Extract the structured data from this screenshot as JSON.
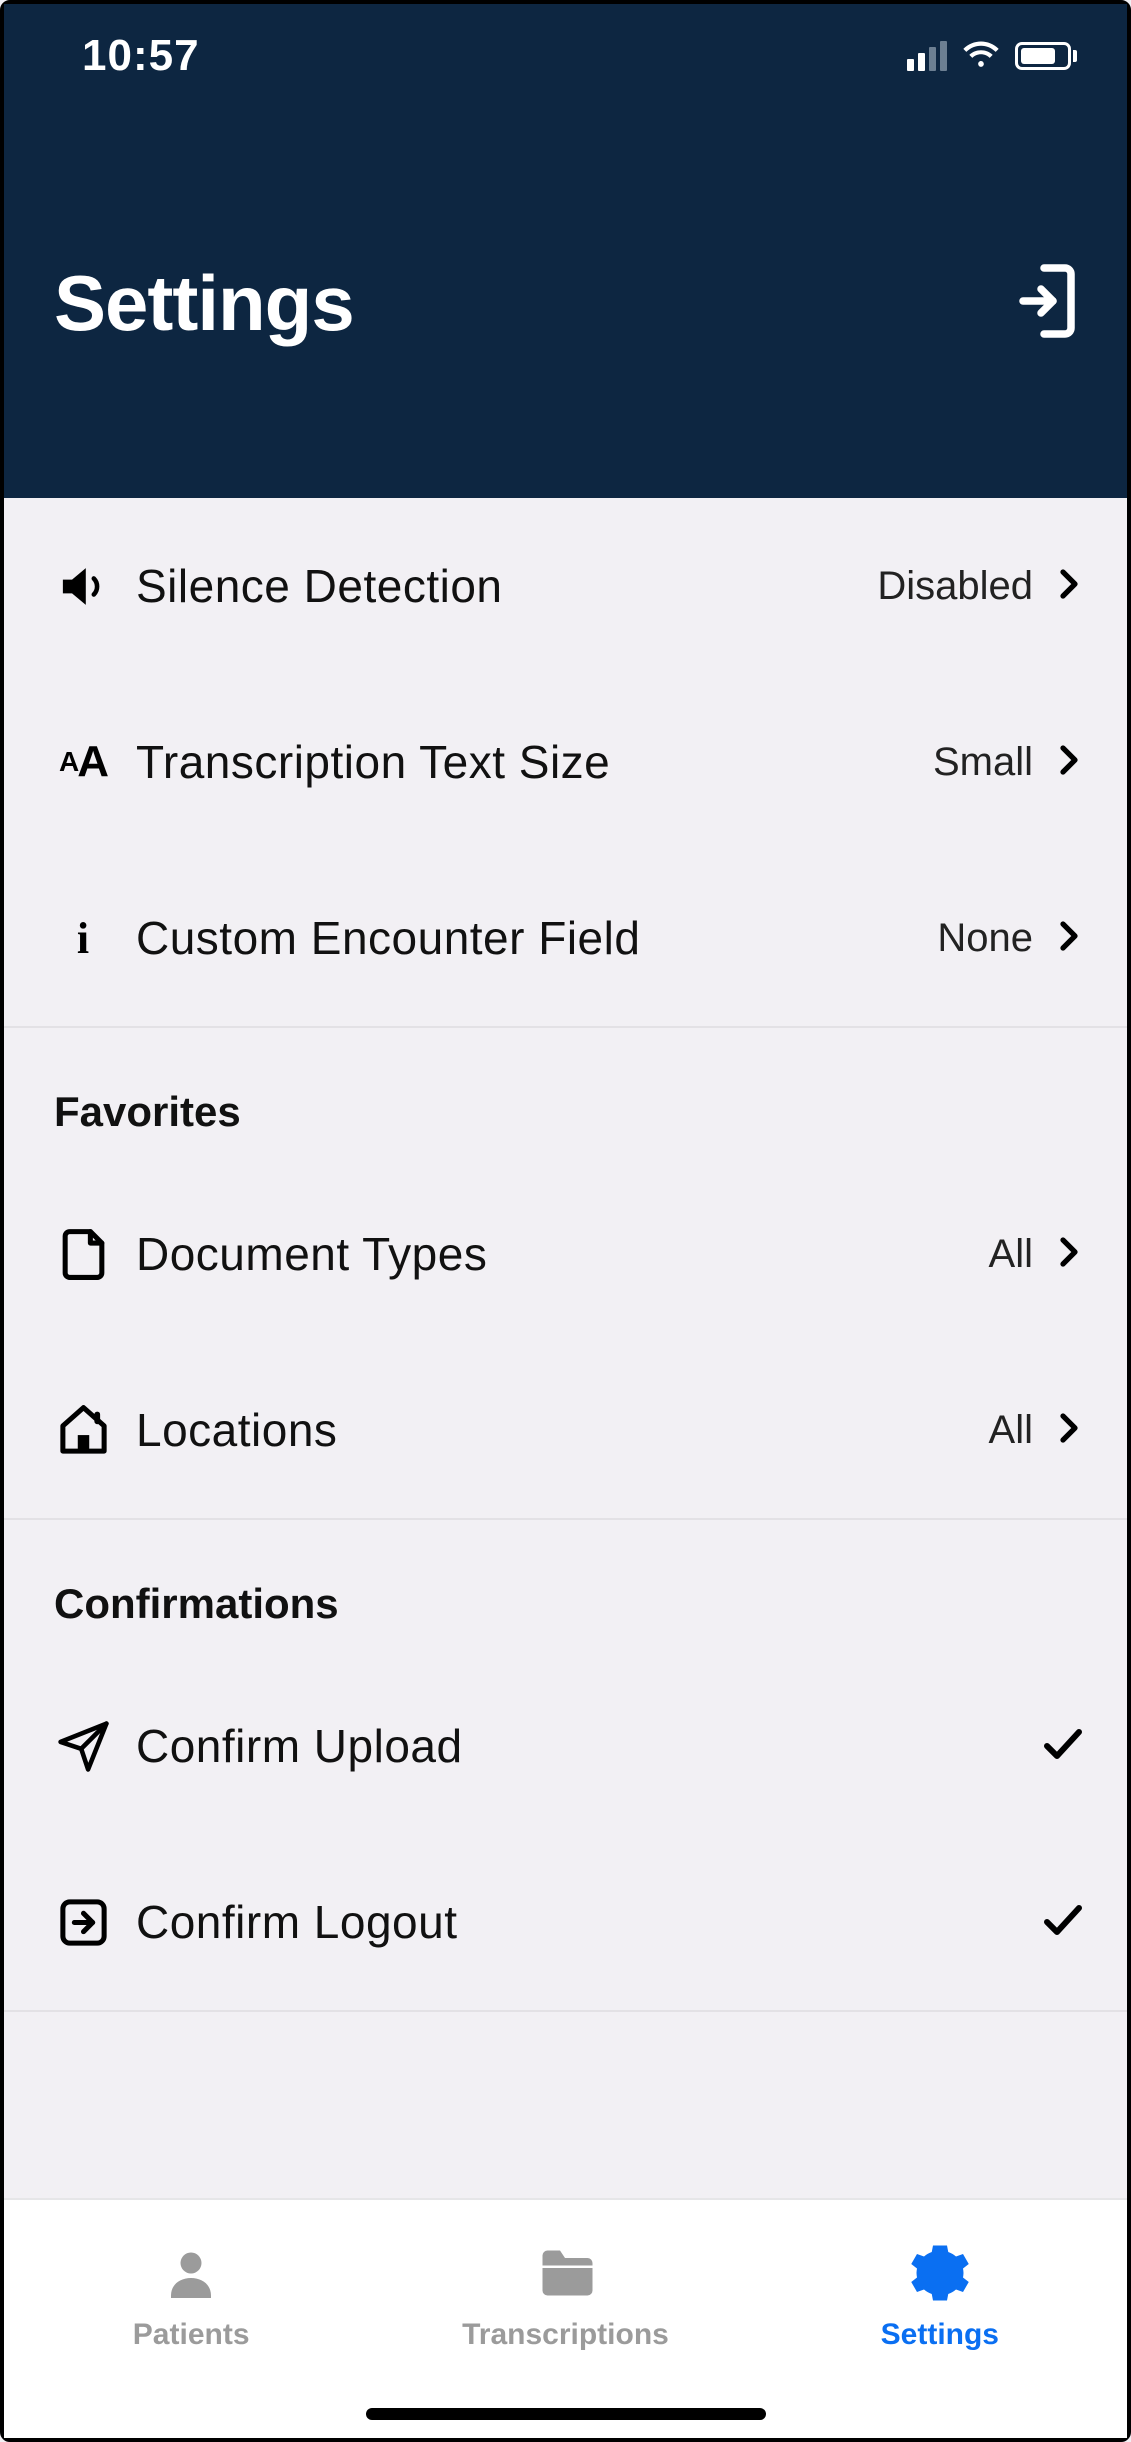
{
  "status": {
    "time": "10:57"
  },
  "header": {
    "title": "Settings"
  },
  "sections": {
    "general": {
      "silence_detection": {
        "label": "Silence Detection",
        "value": "Disabled"
      },
      "text_size": {
        "label": "Transcription Text Size",
        "value": "Small"
      },
      "custom_field": {
        "label": "Custom Encounter Field",
        "value": "None"
      }
    },
    "favorites": {
      "title": "Favorites",
      "doc_types": {
        "label": "Document Types",
        "value": "All"
      },
      "locations": {
        "label": "Locations",
        "value": "All"
      }
    },
    "confirmations": {
      "title": "Confirmations",
      "upload": {
        "label": "Confirm Upload",
        "checked": true
      },
      "logout": {
        "label": "Confirm Logout",
        "checked": true
      }
    }
  },
  "tabs": {
    "patients": "Patients",
    "transcriptions": "Transcriptions",
    "settings": "Settings"
  }
}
========
* [About this task]:
Retype the whole of the data verbatim. Skip every picture.

* [Reply to the task]:
Extract the structured data from this screenshot as JSON.
{
  "status": {
    "time": "10:57"
  },
  "header": {
    "title": "Settings"
  },
  "sections": {
    "general": {
      "silence_detection": {
        "label": "Silence Detection",
        "value": "Disabled"
      },
      "text_size": {
        "label": "Transcription Text Size",
        "value": "Small"
      },
      "custom_field": {
        "label": "Custom Encounter Field",
        "value": "None"
      }
    },
    "favorites": {
      "title": "Favorites",
      "doc_types": {
        "label": "Document Types",
        "value": "All"
      },
      "locations": {
        "label": "Locations",
        "value": "All"
      }
    },
    "confirmations": {
      "title": "Confirmations",
      "upload": {
        "label": "Confirm Upload",
        "checked": true
      },
      "logout": {
        "label": "Confirm Logout",
        "checked": true
      }
    }
  },
  "tabs": {
    "patients": "Patients",
    "transcriptions": "Transcriptions",
    "settings": "Settings"
  }
}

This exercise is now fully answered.